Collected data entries
^^^^^^^^^^^^^^^^
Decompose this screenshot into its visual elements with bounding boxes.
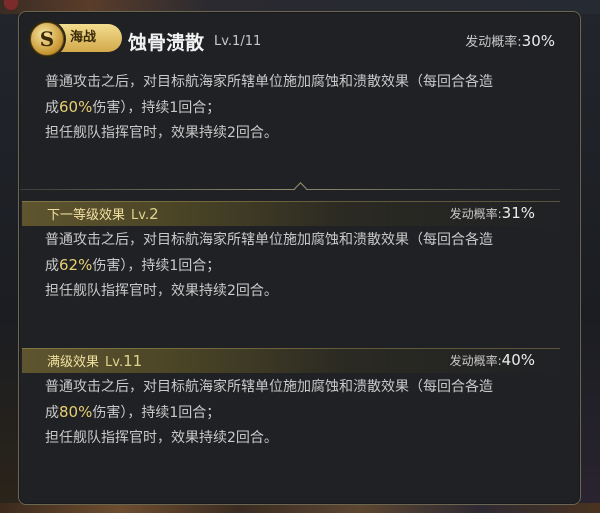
rate-value: 30%	[521, 32, 555, 50]
next-level-title-text: 下一等级效果	[47, 208, 126, 223]
skill-description: 普通攻击之后，对目标航海家所辖单位施加腐蚀和溃散效果（每回合各造 成60%伤害）…	[45, 70, 565, 146]
max-level-title-text: 满级效果	[47, 355, 100, 370]
skill-name: 蚀骨溃散	[128, 32, 205, 54]
next-desc-line-2-pre: 成	[45, 258, 59, 274]
max-level-rate-label: 发动概率:	[449, 354, 502, 368]
desc-line-2-post: 伤害），持续1回合；	[92, 100, 221, 116]
next-desc-line-2-post: 伤害），持续1回合；	[92, 258, 221, 274]
desc-line-3: 担任舰队指挥官时，效果持续2回合。	[45, 125, 278, 141]
max-level-lv-prefix: Lv.	[105, 355, 124, 370]
max-desc-line-2: 成80%伤害），持续1回合；	[45, 400, 565, 426]
max-desc-line-2-post: 伤害），持续1回合；	[92, 405, 221, 421]
desc-line-1: 普通攻击之后，对目标航海家所辖单位施加腐蚀和溃散效果（每回合各造	[45, 74, 493, 90]
next-level-lv-num: 2	[149, 205, 159, 223]
next-desc-line-3: 担任舰队指挥官时，效果持续2回合。	[45, 283, 278, 299]
skill-trigger-rate: 发动概率:30%	[465, 31, 555, 50]
desc-line-2-pre: 成	[45, 100, 59, 116]
max-level-lv-num: 11	[123, 352, 143, 370]
rate-label: 发动概率:	[465, 35, 522, 50]
max-desc-line-3: 担任舰队指挥官时，效果持续2回合。	[45, 430, 278, 446]
max-level-trigger-rate: 发动概率:40%	[450, 351, 535, 369]
next-damage-value: 62%	[59, 256, 93, 274]
max-level-lv: Lv.11	[105, 352, 143, 370]
next-level-trigger-rate: 发动概率:31%	[450, 204, 535, 222]
s-rank-letter: S	[39, 27, 55, 51]
next-level-rate-value: 31%	[501, 204, 535, 222]
background-left-strip	[0, 14, 20, 513]
section-divider	[20, 189, 560, 190]
next-level-lv-prefix: Lv.	[131, 208, 150, 223]
max-level-description: 普通攻击之后，对目标航海家所辖单位施加腐蚀和溃散效果（每回合各造 成80%伤害）…	[45, 375, 565, 451]
next-level-title: 下一等级效果 Lv.2	[47, 204, 159, 223]
damage-value: 60%	[59, 98, 93, 116]
max-level-rate-value: 40%	[501, 351, 535, 369]
max-level-title: 满级效果 Lv.11	[47, 351, 142, 370]
next-level-description: 普通攻击之后，对目标航海家所辖单位施加腐蚀和溃散效果（每回合各造 成62%伤害）…	[45, 228, 565, 304]
next-desc-line-1: 普通攻击之后，对目标航海家所辖单位施加腐蚀和溃散效果（每回合各造	[45, 232, 493, 248]
desc-line-2: 成60%伤害），持续1回合；	[45, 95, 565, 121]
max-desc-line-1: 普通攻击之后，对目标航海家所辖单位施加腐蚀和溃散效果（每回合各造	[45, 379, 493, 395]
next-level-lv: Lv.2	[131, 205, 159, 223]
next-level-rate-label: 发动概率:	[449, 207, 502, 221]
skill-level: Lv.1/11	[214, 34, 262, 49]
max-desc-line-2-pre: 成	[45, 405, 59, 421]
s-rank-icon: S	[30, 22, 64, 56]
next-desc-line-2: 成62%伤害），持续1回合；	[45, 253, 565, 279]
background-right-strip	[580, 14, 600, 513]
max-damage-value: 80%	[59, 403, 93, 421]
skill-category-label: 海战	[70, 30, 97, 45]
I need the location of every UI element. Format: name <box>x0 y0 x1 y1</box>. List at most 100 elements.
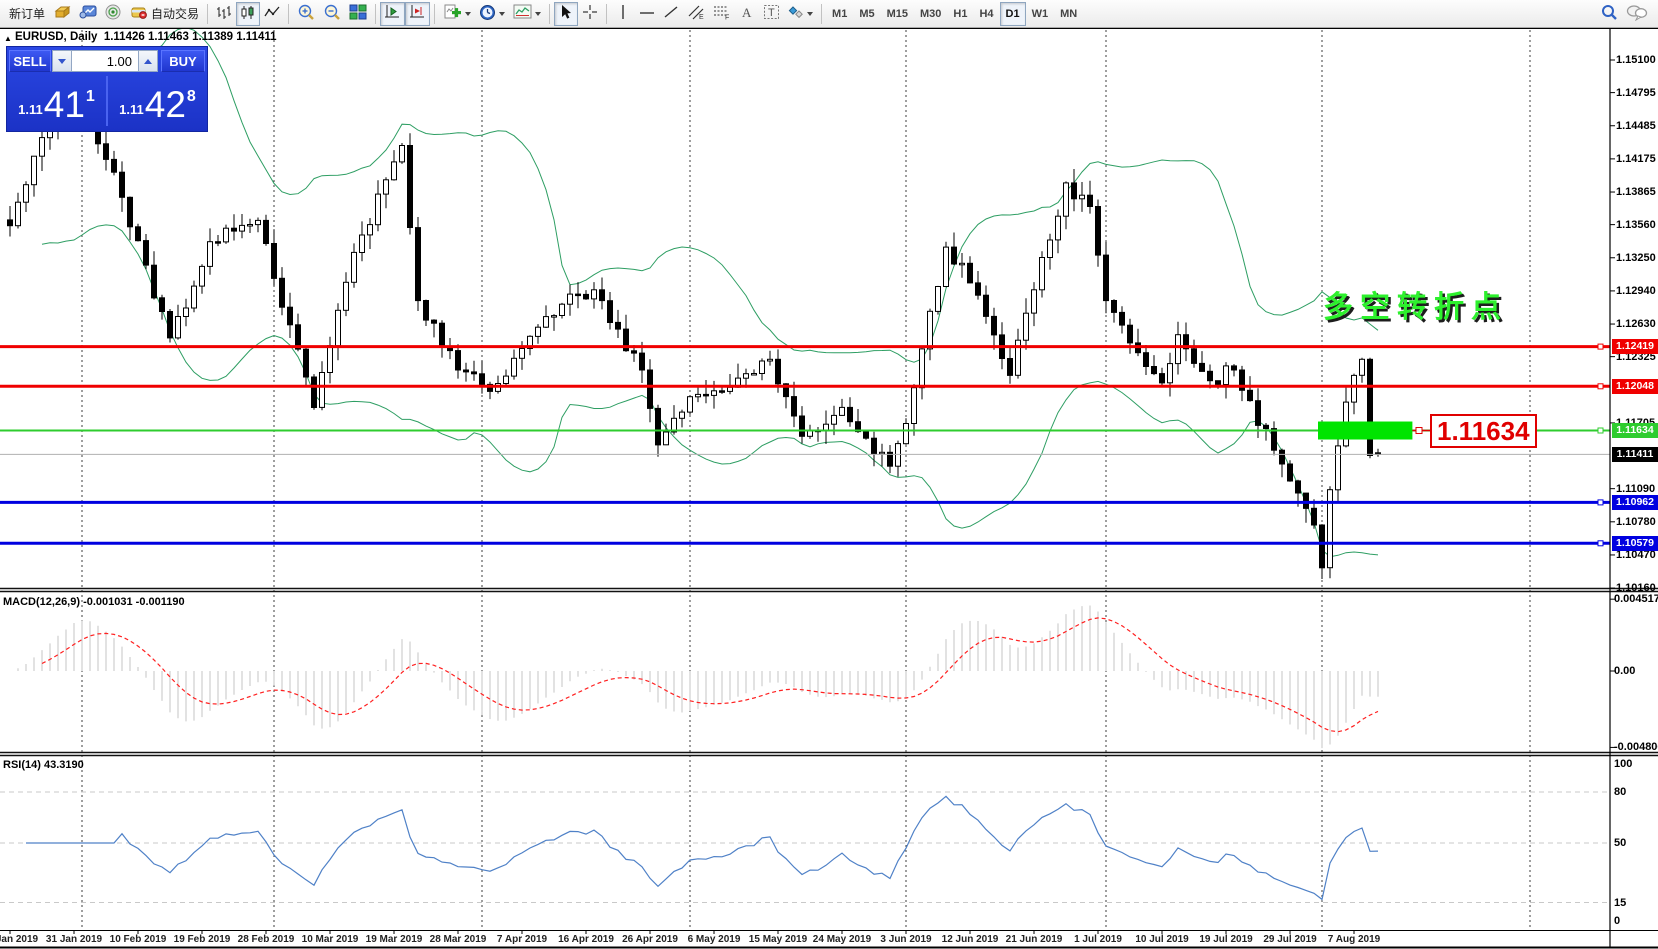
line-chart-icon <box>264 5 280 23</box>
chat-bubbles-icon <box>1626 4 1648 24</box>
templates-button[interactable] <box>509 2 545 26</box>
periods-button[interactable] <box>475 2 509 26</box>
chart-shift-button[interactable] <box>405 2 430 26</box>
text-label-tool-button[interactable]: T <box>759 2 784 26</box>
toolbar-separator <box>606 4 607 24</box>
price-axis-tick: 1.14795 <box>1616 87 1656 99</box>
date-axis-label: 7 Apr 2019 <box>497 934 547 945</box>
market-watch-button[interactable] <box>75 2 101 26</box>
timeframe-m30-button[interactable]: M30 <box>914 2 947 26</box>
bar-chart-icon <box>216 5 232 23</box>
timeframe-h1-button[interactable]: H1 <box>947 2 973 26</box>
volume-decrease-button[interactable] <box>52 50 72 72</box>
horizontal-line-tool-button[interactable] <box>635 2 659 26</box>
price-axis-tick: 1.14175 <box>1616 153 1656 165</box>
buy-price[interactable]: 1.11 42 8 <box>108 74 207 128</box>
triangle-up-icon <box>144 59 152 64</box>
market-watch-icon <box>79 4 97 23</box>
candlestick-chart-icon <box>240 5 256 23</box>
zoom-in-button[interactable] <box>293 2 319 26</box>
bar-chart-type-button[interactable] <box>212 2 236 26</box>
sell-price[interactable]: 1.11 41 1 <box>7 74 106 128</box>
symbol-direction-icon: ▲ <box>4 34 12 43</box>
chart-annotation-text[interactable]: 多空转折点 <box>1323 282 1508 326</box>
chart-canvas[interactable] <box>0 0 1658 949</box>
price-callout-label[interactable]: 1.11634 <box>1430 414 1537 448</box>
date-axis-label: 19 Jul 2019 <box>1199 934 1252 945</box>
zoom-out-icon <box>323 4 341 24</box>
highlight-box[interactable] <box>1318 422 1412 440</box>
tile-windows-button[interactable] <box>345 2 371 26</box>
callout-anchor <box>1416 428 1422 434</box>
candlestick-chart-type-button[interactable] <box>236 2 260 26</box>
timeframe-m1-button[interactable]: M1 <box>826 2 853 26</box>
date-axis-label: 19 Mar 2019 <box>366 934 423 945</box>
timeframe-m5-button[interactable]: M5 <box>853 2 880 26</box>
toolbar-separator <box>207 4 208 24</box>
letter-a-icon: A <box>740 5 754 23</box>
chat-button[interactable] <box>1622 2 1652 26</box>
timeframe-d1-button[interactable]: D1 <box>1000 2 1026 26</box>
sell-button[interactable]: SELL <box>9 50 51 72</box>
buy-price-main: 42 <box>145 88 186 122</box>
fibonacci-icon: F <box>713 4 731 23</box>
fibonacci-tool-button[interactable]: F <box>709 2 735 26</box>
text-tool-button[interactable]: A <box>735 2 759 26</box>
vertical-line-icon <box>618 4 628 23</box>
autotrading-button[interactable]: 自动交易 <box>126 2 203 26</box>
toolbar-separator <box>375 4 376 24</box>
search-button[interactable] <box>1596 2 1622 26</box>
price-badge-1.12048: 1.12048 <box>1612 379 1658 394</box>
gold-bar-icon <box>53 5 71 23</box>
arrows-tool-button[interactable] <box>784 2 817 26</box>
buy-button[interactable]: BUY <box>161 50 205 72</box>
volume-increase-button[interactable] <box>138 50 158 72</box>
vertical-line-tool-button[interactable] <box>611 2 635 26</box>
zoom-in-icon <box>297 4 315 24</box>
zoom-out-button[interactable] <box>319 2 345 26</box>
signals-button[interactable] <box>101 2 126 26</box>
cursor-tool-button[interactable] <box>554 2 578 26</box>
date-axis-label: 24 May 2019 <box>813 934 871 945</box>
autotrading-label: 自动交易 <box>151 5 199 22</box>
sell-price-prefix: 1.11 <box>18 102 43 117</box>
timeframe-mn-button[interactable]: MN <box>1054 2 1083 26</box>
price-badge-1.10579: 1.10579 <box>1612 536 1658 551</box>
chart-title: EURUSD, Daily 1.11426 1.11463 1.11389 1.… <box>15 31 277 43</box>
trendline-icon <box>663 4 679 23</box>
macd-axis-tick: 0.00 <box>1614 665 1635 677</box>
date-axis-label: 16 Apr 2019 <box>558 934 614 945</box>
date-axis-label: 1 Jul 2019 <box>1074 934 1122 945</box>
trendline-tool-button[interactable] <box>659 2 683 26</box>
price-badge-1.11411: 1.11411 <box>1612 447 1658 462</box>
rsi-axis-tick: 100 <box>1614 758 1632 770</box>
volume-input[interactable] <box>72 50 138 72</box>
chart-symbol-period: EURUSD, Daily <box>15 31 97 43</box>
line-chart-type-button[interactable] <box>260 2 284 26</box>
macd-axis-tick: 0.004517 <box>1614 593 1658 605</box>
new-order-button[interactable]: 新订单 <box>2 2 49 26</box>
timeframe-h4-button[interactable]: H4 <box>973 2 999 26</box>
toolbar-separator <box>821 4 822 24</box>
crosshair-tool-button[interactable] <box>578 2 602 26</box>
shapes-icon <box>788 5 804 23</box>
chevron-down-icon <box>535 12 541 16</box>
timeframe-w1-button[interactable]: W1 <box>1026 2 1055 26</box>
toolbar-separator <box>549 4 550 24</box>
sell-price-pip: 1 <box>86 88 95 106</box>
add-indicator-icon <box>443 4 462 24</box>
date-axis-label: 10 Feb 2019 <box>110 934 167 945</box>
timeframe-m15-button[interactable]: M15 <box>881 2 914 26</box>
broadcast-icon <box>105 4 122 23</box>
toolbar-separator <box>434 4 435 24</box>
indicators-button[interactable] <box>439 2 475 26</box>
new-chart-button[interactable] <box>49 2 75 26</box>
date-axis-label: 19 Feb 2019 <box>174 934 231 945</box>
horizontal-line-icon <box>639 7 655 21</box>
channel-tool-button[interactable]: E <box>683 2 709 26</box>
label-t-icon: T <box>763 4 780 23</box>
date-axis-label: 10 Mar 2019 <box>302 934 359 945</box>
auto-scroll-icon <box>384 4 401 23</box>
auto-scroll-button[interactable] <box>380 2 405 26</box>
date-axis-label: 29 Jul 2019 <box>1263 934 1316 945</box>
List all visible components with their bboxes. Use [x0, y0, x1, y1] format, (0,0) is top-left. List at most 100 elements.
^^^^^^^^^^^^^^^^
AIM OF THE EXERCISE >> How many lines in the material contain the string "满级效果", with case treated as significant? Give only the number.

RESULT OF THE EXERCISE >> 2